**Requirement**
Using the records provided below, locate and copy each line that contains the word "name".

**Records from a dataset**
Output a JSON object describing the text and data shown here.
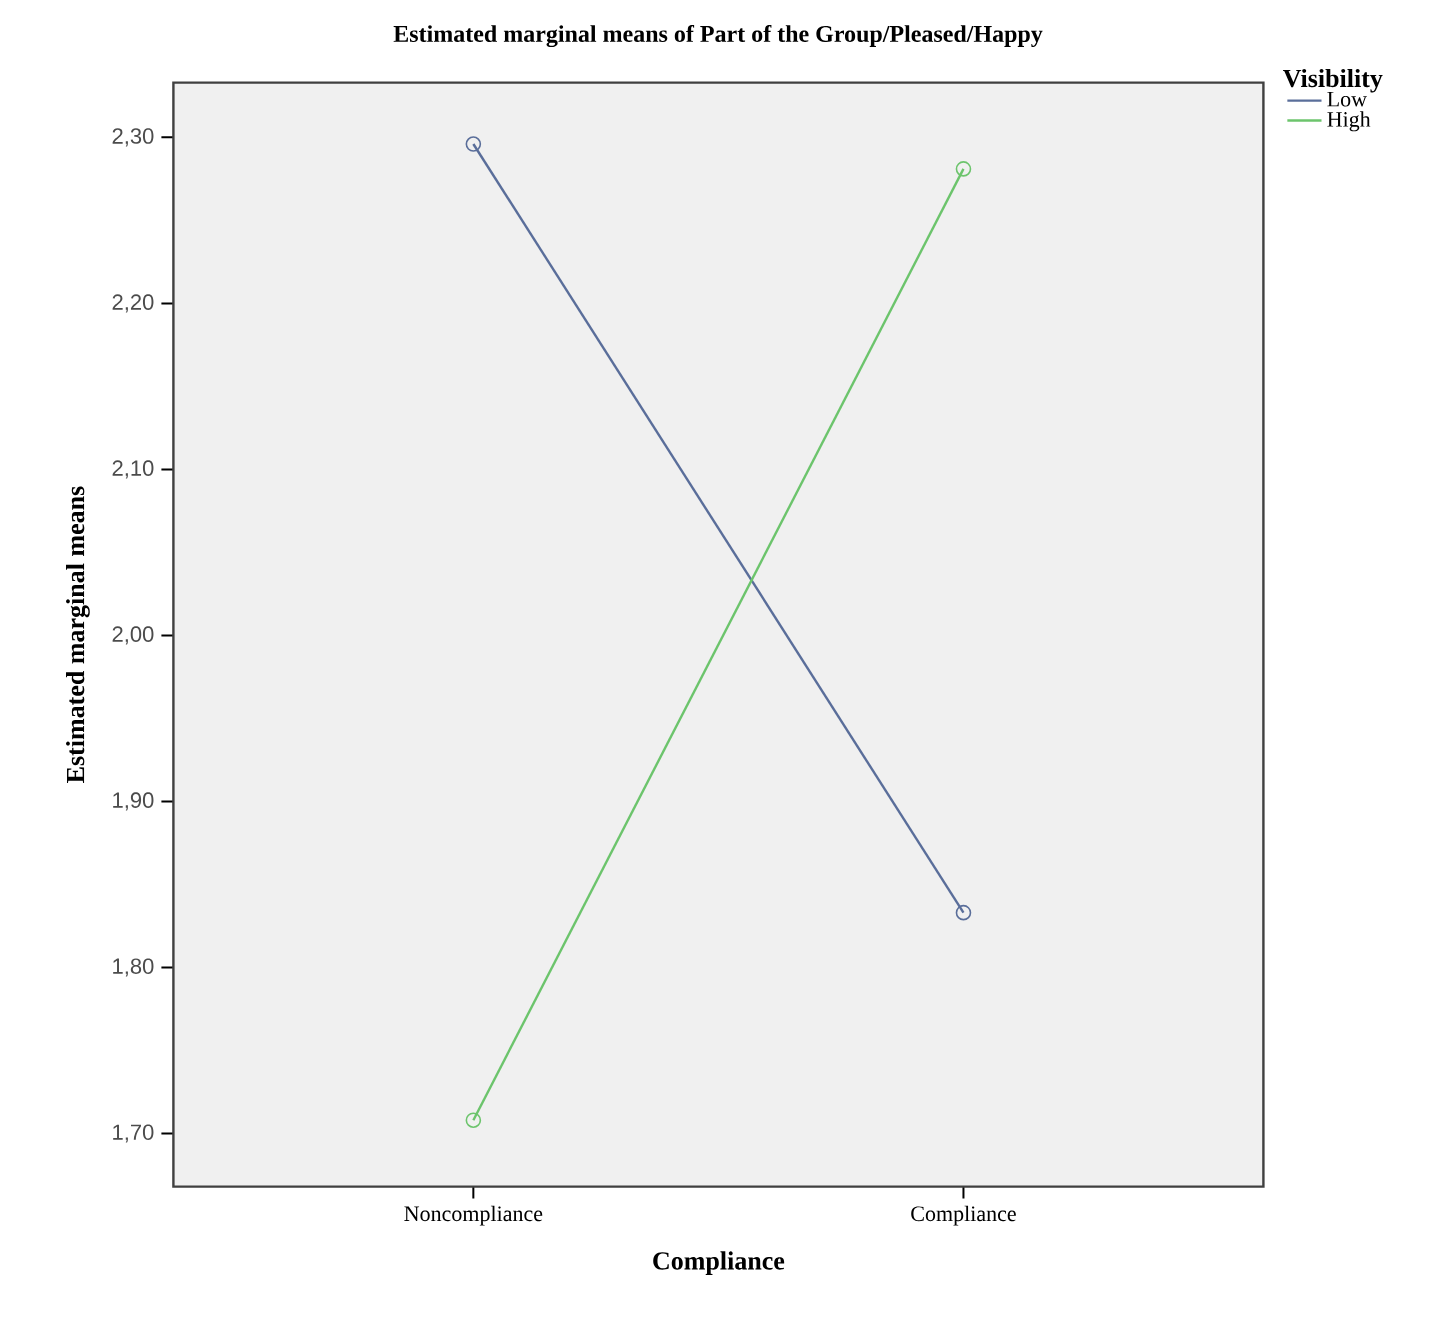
{
  "chart_data": {
    "type": "line",
    "title": "Estimated marginal means of Part of the Group/Pleased/Happy",
    "xlabel": "Compliance",
    "ylabel": "Estimated marginal means",
    "legend_title": "Visibility",
    "categories": [
      "Noncompliance",
      "Compliance"
    ],
    "series": [
      {
        "name": "Low",
        "color": "#5a6e9a",
        "values": [
          2.296,
          1.833
        ]
      },
      {
        "name": "High",
        "color": "#6cc46c",
        "values": [
          1.708,
          2.281
        ]
      }
    ],
    "ylim": [
      1.668,
      2.333
    ],
    "yticks": [
      {
        "value": 1.7,
        "label": "1,70"
      },
      {
        "value": 1.8,
        "label": "1,80"
      },
      {
        "value": 1.9,
        "label": "1,90"
      },
      {
        "value": 2.0,
        "label": "2,00"
      },
      {
        "value": 2.1,
        "label": "2,10"
      },
      {
        "value": 2.2,
        "label": "2,20"
      },
      {
        "value": 2.3,
        "label": "2,30"
      }
    ],
    "marker": "circle",
    "line_style": "solid",
    "legend": "right",
    "grid": false
  }
}
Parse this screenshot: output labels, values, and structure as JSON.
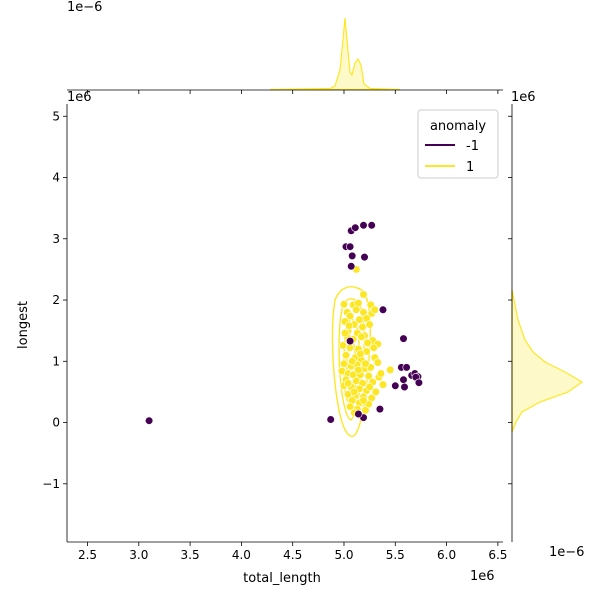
{
  "chart_data": {
    "type": "scatter",
    "xlabel": "total_length",
    "ylabel": "longest",
    "x_offset_label": "1e6",
    "y_offset_label": "1e6",
    "top_marginal_offset_label": "1e−6",
    "right_marginal_offset_label": "1e−6",
    "right_marginal_top_label": "1e6",
    "xlim": [
      2.3,
      6.55
    ],
    "ylim": [
      -1.95,
      5.2
    ],
    "x_ticks": [
      2.5,
      3.0,
      3.5,
      4.0,
      4.5,
      5.0,
      5.5,
      6.0,
      6.5
    ],
    "x_tick_labels": [
      "2.5",
      "3.0",
      "3.5",
      "4.0",
      "4.5",
      "5.0",
      "5.5",
      "6.0",
      "6.5"
    ],
    "y_ticks": [
      -1,
      0,
      1,
      2,
      3,
      4,
      5
    ],
    "y_tick_labels": [
      "−1",
      "0",
      "1",
      "2",
      "3",
      "4",
      "5"
    ],
    "legend": {
      "title": "anomaly",
      "placement": "top-right",
      "entries": [
        {
          "label": "-1",
          "color": "#440154"
        },
        {
          "label": "1",
          "color": "#fde725"
        }
      ]
    },
    "series": [
      {
        "name": "-1",
        "color": "#440154",
        "points": [
          [
            3.1,
            0.03
          ],
          [
            4.87,
            0.05
          ],
          [
            5.07,
            3.13
          ],
          [
            5.11,
            3.18
          ],
          [
            5.19,
            3.22
          ],
          [
            5.27,
            3.22
          ],
          [
            5.02,
            2.87
          ],
          [
            5.06,
            2.87
          ],
          [
            5.08,
            2.72
          ],
          [
            5.2,
            2.7
          ],
          [
            5.07,
            2.55
          ],
          [
            5.38,
            1.84
          ],
          [
            5.58,
            1.37
          ],
          [
            5.06,
            1.33
          ],
          [
            5.56,
            0.9
          ],
          [
            5.61,
            0.9
          ],
          [
            5.66,
            0.77
          ],
          [
            5.69,
            0.8
          ],
          [
            5.72,
            0.75
          ],
          [
            5.7,
            0.74
          ],
          [
            5.58,
            0.7
          ],
          [
            5.59,
            0.58
          ],
          [
            5.73,
            0.65
          ],
          [
            5.5,
            0.6
          ],
          [
            5.35,
            0.22
          ],
          [
            5.19,
            0.08
          ],
          [
            5.14,
            0.14
          ]
        ]
      },
      {
        "name": "1",
        "color": "#fde725",
        "points": [
          [
            5.12,
            2.5
          ],
          [
            5.19,
            2.09
          ],
          [
            5.0,
            1.93
          ],
          [
            5.09,
            1.92
          ],
          [
            5.14,
            1.95
          ],
          [
            5.26,
            1.92
          ],
          [
            5.03,
            1.8
          ],
          [
            5.12,
            1.84
          ],
          [
            5.19,
            1.8
          ],
          [
            5.27,
            1.78
          ],
          [
            5.3,
            1.84
          ],
          [
            5.06,
            1.74
          ],
          [
            5.15,
            1.68
          ],
          [
            5.22,
            1.7
          ],
          [
            5.01,
            1.65
          ],
          [
            5.1,
            1.6
          ],
          [
            5.18,
            1.56
          ],
          [
            5.25,
            1.6
          ],
          [
            5.04,
            1.5
          ],
          [
            5.13,
            1.46
          ],
          [
            5.2,
            1.42
          ],
          [
            5.03,
            1.4
          ],
          [
            5.09,
            1.36
          ],
          [
            5.28,
            1.34
          ],
          [
            5.33,
            1.28
          ],
          [
            4.99,
            1.26
          ],
          [
            5.06,
            1.22
          ],
          [
            5.14,
            1.2
          ],
          [
            5.22,
            1.16
          ],
          [
            5.02,
            1.1
          ],
          [
            5.11,
            1.06
          ],
          [
            5.17,
            1.02
          ],
          [
            5.3,
            1.06
          ],
          [
            5.33,
            0.98
          ],
          [
            5.0,
            0.96
          ],
          [
            5.07,
            0.92
          ],
          [
            5.13,
            0.94
          ],
          [
            5.2,
            0.88
          ],
          [
            5.26,
            0.9
          ],
          [
            5.45,
            0.86
          ],
          [
            4.98,
            0.84
          ],
          [
            5.04,
            0.8
          ],
          [
            5.09,
            0.78
          ],
          [
            5.16,
            0.78
          ],
          [
            5.24,
            0.76
          ],
          [
            5.34,
            0.74
          ],
          [
            5.02,
            0.7
          ],
          [
            5.12,
            0.68
          ],
          [
            5.18,
            0.64
          ],
          [
            5.28,
            0.66
          ],
          [
            5.38,
            0.62
          ],
          [
            5.0,
            0.6
          ],
          [
            5.07,
            0.58
          ],
          [
            5.15,
            0.55
          ],
          [
            5.22,
            0.52
          ],
          [
            5.31,
            0.5
          ],
          [
            5.04,
            0.46
          ],
          [
            5.11,
            0.44
          ],
          [
            5.19,
            0.42
          ],
          [
            5.27,
            0.4
          ],
          [
            5.08,
            0.36
          ],
          [
            5.15,
            0.32
          ],
          [
            5.24,
            0.3
          ],
          [
            5.06,
            0.26
          ],
          [
            5.13,
            0.22
          ],
          [
            5.21,
            0.2
          ],
          [
            5.1,
            0.16
          ],
          [
            5.17,
            0.1
          ],
          [
            5.05,
            1.58
          ],
          [
            5.23,
            1.3
          ],
          [
            5.16,
            1.12
          ],
          [
            5.08,
            1.0
          ],
          [
            5.21,
            0.96
          ],
          [
            5.14,
            0.86
          ],
          [
            5.04,
            0.64
          ],
          [
            5.25,
            0.58
          ],
          [
            5.1,
            0.5
          ],
          [
            5.19,
            0.36
          ],
          [
            5.01,
            1.46
          ],
          [
            5.17,
            1.4
          ],
          [
            5.29,
            1.22
          ],
          [
            5.36,
            0.8
          ]
        ]
      }
    ],
    "kde_color": "#fde725"
  }
}
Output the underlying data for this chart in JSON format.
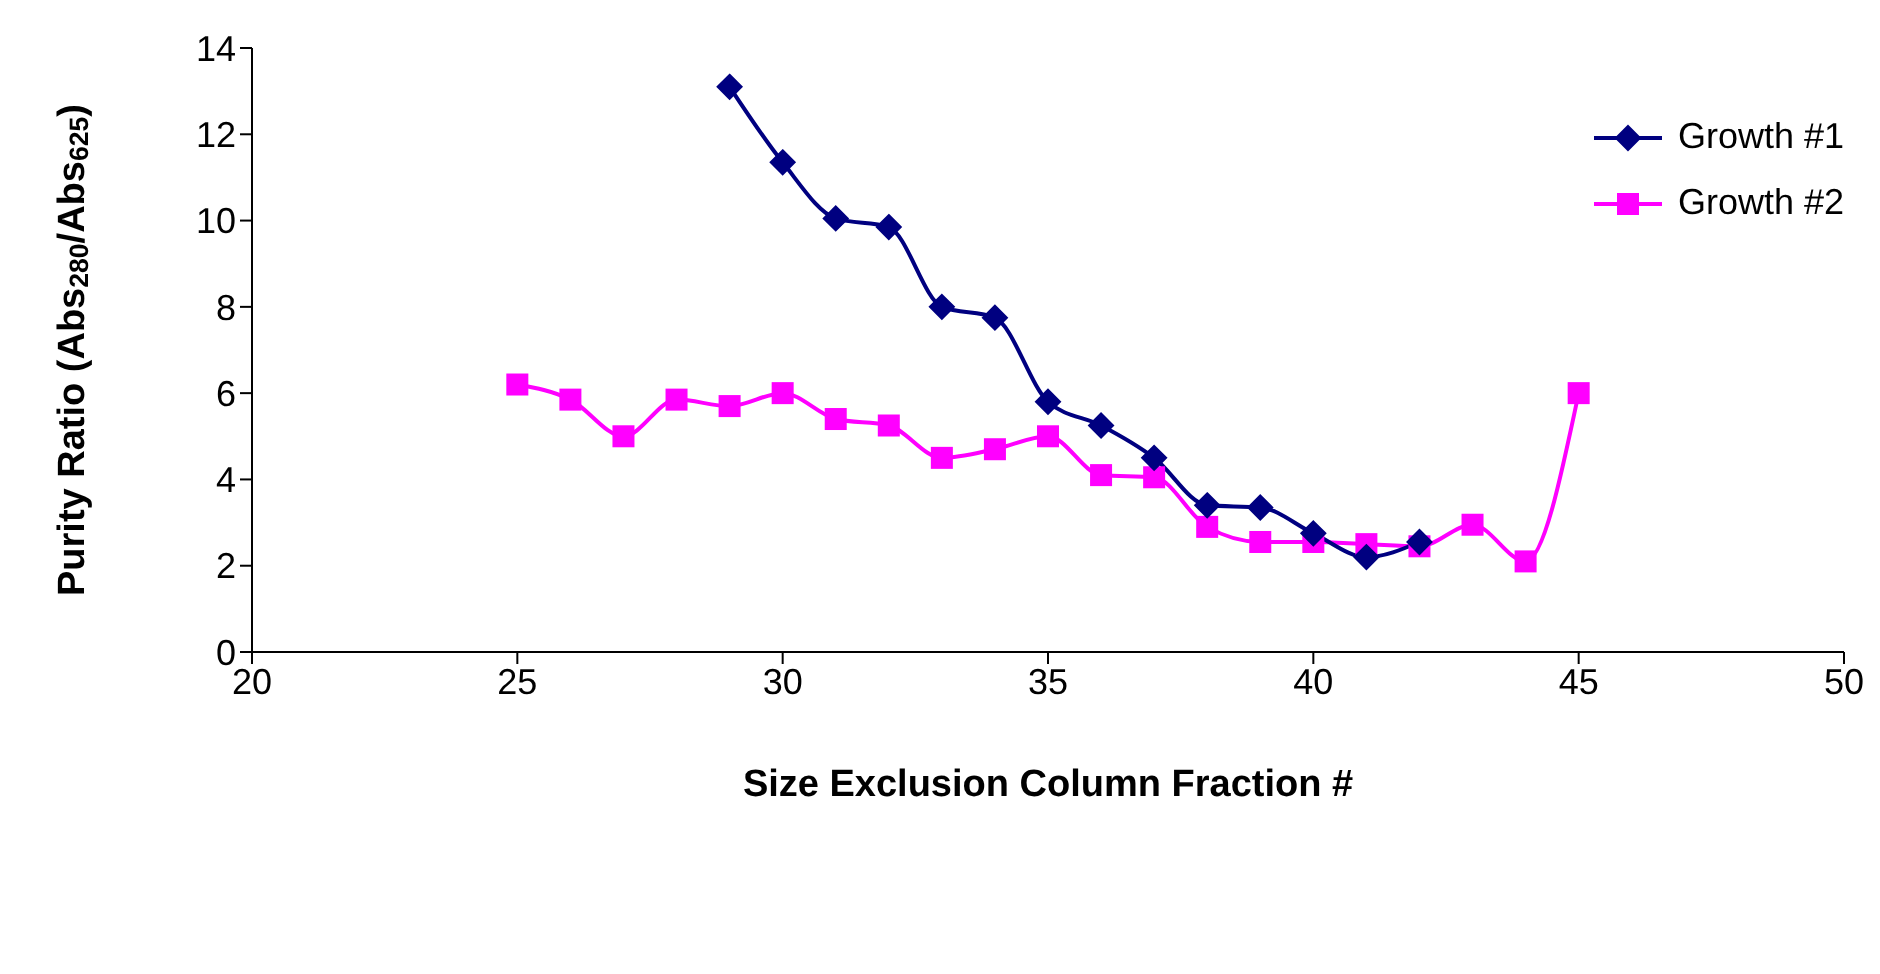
{
  "chart_data": {
    "type": "line",
    "xlabel": "Size Exclusion Column Fraction #",
    "ylabel": "Purity Ratio (Abs$_{280}$/Abs$_{625}$)",
    "series": [
      {
        "name": "Growth #1",
        "color": "#000080",
        "marker": "diamond",
        "x": [
          29,
          30,
          31,
          32,
          33,
          34,
          35,
          36,
          37,
          38,
          39,
          40,
          41,
          42
        ],
        "values": [
          13.1,
          11.35,
          10.05,
          9.85,
          8.0,
          7.75,
          5.8,
          5.25,
          4.5,
          3.4,
          3.35,
          2.75,
          2.2,
          2.55
        ]
      },
      {
        "name": "Growth #2",
        "color": "#ff00ff",
        "marker": "square",
        "x": [
          25,
          26,
          27,
          28,
          29,
          30,
          31,
          32,
          33,
          34,
          35,
          36,
          37,
          38,
          39,
          40,
          41,
          42,
          43,
          44,
          45
        ],
        "values": [
          6.2,
          5.85,
          5.0,
          5.85,
          5.7,
          6.0,
          5.4,
          5.25,
          4.5,
          4.7,
          5.0,
          4.1,
          4.05,
          2.9,
          2.55,
          2.55,
          2.5,
          2.45,
          2.95,
          2.1,
          6.0
        ]
      }
    ],
    "xlim": [
      20,
      50
    ],
    "xticks": [
      20,
      25,
      30,
      35,
      40,
      45,
      50
    ],
    "ylim": [
      0,
      14
    ],
    "yticks": [
      0,
      2,
      4,
      6,
      8,
      10,
      12,
      14
    ],
    "grid": false,
    "legend": "top right"
  }
}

**Full output**
        "name": "Low",
        "name": "High",
        "name": "-1",
        "name": "1",
        "name": "Growth #1",
        "name": "Growth #2",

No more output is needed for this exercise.